● Exercise requirements:
Carry none of the pictures over; set down the material below exactly.

● Material for this exercise:

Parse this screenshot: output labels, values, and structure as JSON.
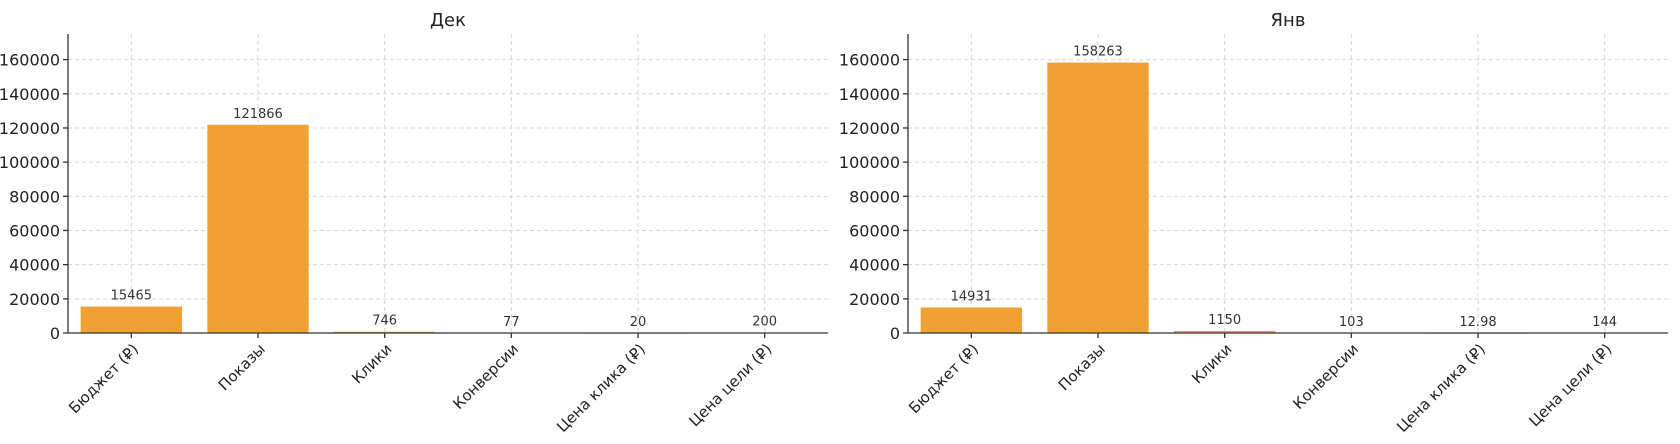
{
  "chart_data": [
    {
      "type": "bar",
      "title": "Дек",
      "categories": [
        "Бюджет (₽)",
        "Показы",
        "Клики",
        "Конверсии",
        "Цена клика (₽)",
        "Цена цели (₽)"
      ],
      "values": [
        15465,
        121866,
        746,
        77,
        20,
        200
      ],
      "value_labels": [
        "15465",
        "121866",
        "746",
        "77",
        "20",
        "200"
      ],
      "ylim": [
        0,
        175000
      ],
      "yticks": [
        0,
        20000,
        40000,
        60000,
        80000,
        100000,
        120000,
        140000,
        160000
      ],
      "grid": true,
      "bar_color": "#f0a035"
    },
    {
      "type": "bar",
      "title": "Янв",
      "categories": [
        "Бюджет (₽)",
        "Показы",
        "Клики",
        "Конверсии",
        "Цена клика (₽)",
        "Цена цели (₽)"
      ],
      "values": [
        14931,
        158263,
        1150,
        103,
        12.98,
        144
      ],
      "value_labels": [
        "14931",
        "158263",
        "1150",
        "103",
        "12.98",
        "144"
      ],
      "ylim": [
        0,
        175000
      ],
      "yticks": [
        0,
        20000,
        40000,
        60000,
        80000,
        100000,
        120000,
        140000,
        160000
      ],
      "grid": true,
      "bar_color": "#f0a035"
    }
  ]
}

● Solved exercise:
Parse this screenshot: output labels, values, and structure as JSON.
{
  "chart_data": [
    {
      "type": "bar",
      "title": "Дек",
      "categories": [
        "Бюджет (₽)",
        "Показы",
        "Клики",
        "Конверсии",
        "Цена клика (₽)",
        "Цена цели (₽)"
      ],
      "values": [
        15465,
        121866,
        746,
        77,
        20,
        200
      ],
      "value_labels": [
        "15465",
        "121866",
        "746",
        "77",
        "20",
        "200"
      ],
      "ylim": [
        0,
        175000
      ],
      "yticks": [
        0,
        20000,
        40000,
        60000,
        80000,
        100000,
        120000,
        140000,
        160000
      ],
      "grid": true,
      "bar_color": "#f0a035"
    },
    {
      "type": "bar",
      "title": "Янв",
      "categories": [
        "Бюджет (₽)",
        "Показы",
        "Клики",
        "Конверсии",
        "Цена клика (₽)",
        "Цена цели (₽)"
      ],
      "values": [
        14931,
        158263,
        1150,
        103,
        12.98,
        144
      ],
      "value_labels": [
        "14931",
        "158263",
        "1150",
        "103",
        "12.98",
        "144"
      ],
      "ylim": [
        0,
        175000
      ],
      "yticks": [
        0,
        20000,
        40000,
        60000,
        80000,
        100000,
        120000,
        140000,
        160000
      ],
      "grid": true,
      "bar_color": "#f0a035"
    }
  ]
}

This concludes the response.